## [Records to use]
## Start

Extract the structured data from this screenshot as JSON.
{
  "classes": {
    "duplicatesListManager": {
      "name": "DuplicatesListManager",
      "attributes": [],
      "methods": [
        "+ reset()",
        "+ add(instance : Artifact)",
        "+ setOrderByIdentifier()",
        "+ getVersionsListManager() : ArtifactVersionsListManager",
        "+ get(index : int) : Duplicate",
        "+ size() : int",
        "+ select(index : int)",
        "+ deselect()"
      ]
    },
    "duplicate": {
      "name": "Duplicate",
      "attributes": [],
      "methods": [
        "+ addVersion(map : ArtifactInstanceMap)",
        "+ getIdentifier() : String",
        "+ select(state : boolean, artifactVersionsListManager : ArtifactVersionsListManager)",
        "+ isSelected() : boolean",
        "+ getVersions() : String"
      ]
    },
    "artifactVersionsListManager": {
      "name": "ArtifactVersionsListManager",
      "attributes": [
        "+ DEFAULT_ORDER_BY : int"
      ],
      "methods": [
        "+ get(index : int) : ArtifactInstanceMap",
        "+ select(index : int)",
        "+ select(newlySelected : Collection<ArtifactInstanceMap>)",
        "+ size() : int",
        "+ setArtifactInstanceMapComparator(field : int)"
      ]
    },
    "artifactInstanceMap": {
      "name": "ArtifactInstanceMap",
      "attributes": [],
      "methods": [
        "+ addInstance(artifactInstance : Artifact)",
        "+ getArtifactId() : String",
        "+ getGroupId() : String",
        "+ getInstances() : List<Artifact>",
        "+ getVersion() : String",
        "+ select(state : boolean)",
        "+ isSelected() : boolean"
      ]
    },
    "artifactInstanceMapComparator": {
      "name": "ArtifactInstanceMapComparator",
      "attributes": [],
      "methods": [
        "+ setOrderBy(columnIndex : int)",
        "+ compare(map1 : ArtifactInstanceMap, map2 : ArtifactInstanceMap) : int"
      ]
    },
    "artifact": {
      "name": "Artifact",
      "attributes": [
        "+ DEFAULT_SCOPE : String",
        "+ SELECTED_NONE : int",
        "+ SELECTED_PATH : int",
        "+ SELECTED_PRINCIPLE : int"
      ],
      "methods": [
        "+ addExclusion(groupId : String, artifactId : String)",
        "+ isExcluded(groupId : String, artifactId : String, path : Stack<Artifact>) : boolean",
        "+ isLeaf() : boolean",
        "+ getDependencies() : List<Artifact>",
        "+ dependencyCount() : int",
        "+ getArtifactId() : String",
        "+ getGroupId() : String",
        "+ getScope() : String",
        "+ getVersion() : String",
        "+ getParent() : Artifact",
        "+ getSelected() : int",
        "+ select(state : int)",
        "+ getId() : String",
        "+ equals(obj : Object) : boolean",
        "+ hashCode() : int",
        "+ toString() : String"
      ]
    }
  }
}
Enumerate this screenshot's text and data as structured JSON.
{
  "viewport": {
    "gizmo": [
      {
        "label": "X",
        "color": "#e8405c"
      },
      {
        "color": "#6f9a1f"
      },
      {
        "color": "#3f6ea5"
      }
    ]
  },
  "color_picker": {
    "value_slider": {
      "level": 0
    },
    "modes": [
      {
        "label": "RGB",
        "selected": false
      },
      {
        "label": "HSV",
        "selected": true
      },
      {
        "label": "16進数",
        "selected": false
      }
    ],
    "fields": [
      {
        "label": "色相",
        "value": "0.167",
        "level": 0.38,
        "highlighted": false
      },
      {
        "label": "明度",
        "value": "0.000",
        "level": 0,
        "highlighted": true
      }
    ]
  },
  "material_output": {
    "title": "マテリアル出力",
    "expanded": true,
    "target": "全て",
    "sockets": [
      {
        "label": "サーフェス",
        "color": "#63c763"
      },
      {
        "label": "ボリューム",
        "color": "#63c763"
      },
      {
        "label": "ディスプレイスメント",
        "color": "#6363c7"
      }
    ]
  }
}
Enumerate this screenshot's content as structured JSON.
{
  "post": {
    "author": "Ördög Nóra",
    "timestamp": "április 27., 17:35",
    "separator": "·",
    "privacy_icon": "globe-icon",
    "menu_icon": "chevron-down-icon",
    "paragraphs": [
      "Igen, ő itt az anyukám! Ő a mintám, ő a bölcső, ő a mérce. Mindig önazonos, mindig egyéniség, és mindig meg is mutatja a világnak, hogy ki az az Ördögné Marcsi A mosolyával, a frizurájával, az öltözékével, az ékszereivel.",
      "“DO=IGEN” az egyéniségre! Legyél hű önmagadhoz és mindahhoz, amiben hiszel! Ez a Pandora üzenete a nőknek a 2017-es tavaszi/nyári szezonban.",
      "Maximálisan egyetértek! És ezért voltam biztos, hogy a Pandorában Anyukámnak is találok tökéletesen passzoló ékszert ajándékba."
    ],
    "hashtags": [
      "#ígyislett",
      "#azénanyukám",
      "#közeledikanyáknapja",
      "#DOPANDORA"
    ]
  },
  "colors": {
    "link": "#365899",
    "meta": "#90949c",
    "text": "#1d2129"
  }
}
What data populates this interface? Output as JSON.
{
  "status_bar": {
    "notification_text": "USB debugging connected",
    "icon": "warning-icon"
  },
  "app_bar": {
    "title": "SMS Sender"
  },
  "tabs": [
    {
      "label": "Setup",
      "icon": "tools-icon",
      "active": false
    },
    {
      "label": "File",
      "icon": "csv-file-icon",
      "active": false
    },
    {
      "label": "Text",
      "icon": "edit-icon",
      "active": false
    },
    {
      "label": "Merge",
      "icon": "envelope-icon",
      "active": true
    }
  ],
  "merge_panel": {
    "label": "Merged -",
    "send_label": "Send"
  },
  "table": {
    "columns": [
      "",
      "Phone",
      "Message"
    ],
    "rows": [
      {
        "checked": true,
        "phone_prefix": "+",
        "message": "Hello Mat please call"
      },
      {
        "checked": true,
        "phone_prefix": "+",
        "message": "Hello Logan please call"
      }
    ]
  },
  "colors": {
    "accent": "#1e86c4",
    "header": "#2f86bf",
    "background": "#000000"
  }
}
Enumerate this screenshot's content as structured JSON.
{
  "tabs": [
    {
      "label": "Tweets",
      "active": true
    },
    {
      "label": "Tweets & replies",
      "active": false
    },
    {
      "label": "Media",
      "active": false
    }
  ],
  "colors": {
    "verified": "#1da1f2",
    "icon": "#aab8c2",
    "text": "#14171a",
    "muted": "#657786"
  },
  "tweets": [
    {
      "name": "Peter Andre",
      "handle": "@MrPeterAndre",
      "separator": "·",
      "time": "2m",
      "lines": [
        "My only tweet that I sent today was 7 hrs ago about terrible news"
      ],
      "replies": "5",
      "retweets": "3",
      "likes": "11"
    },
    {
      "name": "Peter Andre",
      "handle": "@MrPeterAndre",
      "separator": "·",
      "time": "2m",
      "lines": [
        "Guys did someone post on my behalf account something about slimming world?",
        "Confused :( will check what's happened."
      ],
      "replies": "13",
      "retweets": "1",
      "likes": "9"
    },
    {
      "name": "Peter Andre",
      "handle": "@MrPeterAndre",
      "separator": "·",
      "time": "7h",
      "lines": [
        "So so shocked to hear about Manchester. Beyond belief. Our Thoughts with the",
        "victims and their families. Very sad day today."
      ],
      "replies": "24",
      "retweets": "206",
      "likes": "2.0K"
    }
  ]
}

## End

## [The exercise]
Copy every line of the records word for word.

## [Response to this exercise]
Extract the structured data from this screenshot as JSON.
{
  "classes": {
    "duplicatesListManager": {
      "name": "DuplicatesListManager",
      "attributes": [],
      "methods": [
        "+ reset()",
        "+ add(instance : Artifact)",
        "+ setOrderByIdentifier()",
        "+ getVersionsListManager() : ArtifactVersionsListManager",
        "+ get(index : int) : Duplicate",
        "+ size() : int",
        "+ select(index : int)",
        "+ deselect()"
      ]
    },
    "duplicate": {
      "name": "Duplicate",
      "attributes": [],
      "methods": [
        "+ addVersion(map : ArtifactInstanceMap)",
        "+ getIdentifier() : String",
        "+ select(state : boolean, artifactVersionsListManager : ArtifactVersionsListManager)",
        "+ isSelected() : boolean",
        "+ getVersions() : String"
      ]
    },
    "artifactVersionsListManager": {
      "name": "ArtifactVersionsListManager",
      "attributes": [
        "+ DEFAULT_ORDER_BY : int"
      ],
      "methods": [
        "+ get(index : int) : ArtifactInstanceMap",
        "+ select(index : int)",
        "+ select(newlySelected : Collection<ArtifactInstanceMap>)",
        "+ size() : int",
        "+ setArtifactInstanceMapComparator(field : int)"
      ]
    },
    "artifactInstanceMap": {
      "name": "ArtifactInstanceMap",
      "attributes": [],
      "methods": [
        "+ addInstance(artifactInstance : Artifact)",
        "+ getArtifactId() : String",
        "+ getGroupId() : String",
        "+ getInstances() : List<Artifact>",
        "+ getVersion() : String",
        "+ select(state : boolean)",
        "+ isSelected() : boolean"
      ]
    },
    "artifactInstanceMapComparator": {
      "name": "ArtifactInstanceMapComparator",
      "attributes": [],
      "methods": [
        "+ setOrderBy(columnIndex : int)",
        "+ compare(map1 : ArtifactInstanceMap, map2 : ArtifactInstanceMap) : int"
      ]
    },
    "artifact": {
      "name": "Artifact",
      "attributes": [
        "+ DEFAULT_SCOPE : String",
        "+ SELECTED_NONE : int",
        "+ SELECTED_PATH : int",
        "+ SELECTED_PRINCIPLE : int"
      ],
      "methods": [
        "+ addExclusion(groupId : String, artifactId : String)",
        "+ isExcluded(groupId : String, artifactId : String, path : Stack<Artifact>) : boolean",
        "+ isLeaf() : boolean",
        "+ getDependencies() : List<Artifact>",
        "+ dependencyCount() : int",
        "+ getArtifactId() : String",
        "+ getGroupId() : String",
        "+ getScope() : String",
        "+ getVersion() : String",
        "+ getParent() : Artifact",
        "+ getSelected() : int",
        "+ select(state : int)",
        "+ getId() : String",
        "+ equals(obj : Object) : boolean",
        "+ hashCode() : int",
        "+ toString() : String"
      ]
    }
  }
}
Enumerate this screenshot's text and data as structured JSON.
{
  "viewport": {
    "gizmo": [
      {
        "label": "X",
        "color": "#e8405c"
      },
      {
        "color": "#6f9a1f"
      },
      {
        "color": "#3f6ea5"
      }
    ]
  },
  "color_picker": {
    "value_slider": {
      "level": 0
    },
    "modes": [
      {
        "label": "RGB",
        "selected": false
      },
      {
        "label": "HSV",
        "selected": true
      },
      {
        "label": "16進数",
        "selected": false
      }
    ],
    "fields": [
      {
        "label": "色相",
        "value": "0.167",
        "level": 0.38,
        "highlighted": false
      },
      {
        "label": "明度",
        "value": "0.000",
        "level": 0,
        "highlighted": true
      }
    ]
  },
  "material_output": {
    "title": "マテリアル出力",
    "expanded": true,
    "target": "全て",
    "sockets": [
      {
        "label": "サーフェス",
        "color": "#63c763"
      },
      {
        "label": "ボリューム",
        "color": "#63c763"
      },
      {
        "label": "ディスプレイスメント",
        "color": "#6363c7"
      }
    ]
  }
}
Enumerate this screenshot's content as structured JSON.
{
  "post": {
    "author": "Ördög Nóra",
    "timestamp": "április 27., 17:35",
    "separator": "·",
    "privacy_icon": "globe-icon",
    "menu_icon": "chevron-down-icon",
    "paragraphs": [
      "Igen, ő itt az anyukám! Ő a mintám, ő a bölcső, ő a mérce. Mindig önazonos, mindig egyéniség, és mindig meg is mutatja a világnak, hogy ki az az Ördögné Marcsi A mosolyával, a frizurájával, az öltözékével, az ékszereivel.",
      "“DO=IGEN” az egyéniségre! Legyél hű önmagadhoz és mindahhoz, amiben hiszel! Ez a Pandora üzenete a nőknek a 2017-es tavaszi/nyári szezonban.",
      "Maximálisan egyetértek! És ezért voltam biztos, hogy a Pandorában Anyukámnak is találok tökéletesen passzoló ékszert ajándékba."
    ],
    "hashtags": [
      "#ígyislett",
      "#azénanyukám",
      "#közeledikanyáknapja",
      "#DOPANDORA"
    ]
  },
  "colors": {
    "link": "#365899",
    "meta": "#90949c",
    "text": "#1d2129"
  }
}
What data populates this interface? Output as JSON.
{
  "status_bar": {
    "notification_text": "USB debugging connected",
    "icon": "warning-icon"
  },
  "app_bar": {
    "title": "SMS Sender"
  },
  "tabs": [
    {
      "label": "Setup",
      "icon": "tools-icon",
      "active": false
    },
    {
      "label": "File",
      "icon": "csv-file-icon",
      "active": false
    },
    {
      "label": "Text",
      "icon": "edit-icon",
      "active": false
    },
    {
      "label": "Merge",
      "icon": "envelope-icon",
      "active": true
    }
  ],
  "merge_panel": {
    "label": "Merged -",
    "send_label": "Send"
  },
  "table": {
    "columns": [
      "",
      "Phone",
      "Message"
    ],
    "rows": [
      {
        "checked": true,
        "phone_prefix": "+",
        "message": "Hello Mat please call"
      },
      {
        "checked": true,
        "phone_prefix": "+",
        "message": "Hello Logan please call"
      }
    ]
  },
  "colors": {
    "accent": "#1e86c4",
    "header": "#2f86bf",
    "background": "#000000"
  }
}
Enumerate this screenshot's content as structured JSON.
{
  "tabs": [
    {
      "label": "Tweets",
      "active": true
    },
    {
      "label": "Tweets & replies",
      "active": false
    },
    {
      "label": "Media",
      "active": false
    }
  ],
  "colors": {
    "verified": "#1da1f2",
    "icon": "#aab8c2",
    "text": "#14171a",
    "muted": "#657786"
  },
  "tweets": [
    {
      "name": "Peter Andre",
      "handle": "@MrPeterAndre",
      "separator": "·",
      "time": "2m",
      "lines": [
        "My only tweet that I sent today was 7 hrs ago about terrible news"
      ],
      "replies": "5",
      "retweets": "3",
      "likes": "11"
    },
    {
      "name": "Peter Andre",
      "handle": "@MrPeterAndre",
      "separator": "·",
      "time": "2m",
      "lines": [
        "Guys did someone post on my behalf account something about slimming world?",
        "Confused :( will check what's happened."
      ],
      "replies": "13",
      "retweets": "1",
      "likes": "9"
    },
    {
      "name": "Peter Andre",
      "handle": "@MrPeterAndre",
      "separator": "·",
      "time": "7h",
      "lines": [
        "So so shocked to hear about Manchester. Beyond belief. Our Thoughts with the",
        "victims and their families. Very sad day today."
      ],
      "replies": "24",
      "retweets": "206",
      "likes": "2.0K"
    }
  ]
}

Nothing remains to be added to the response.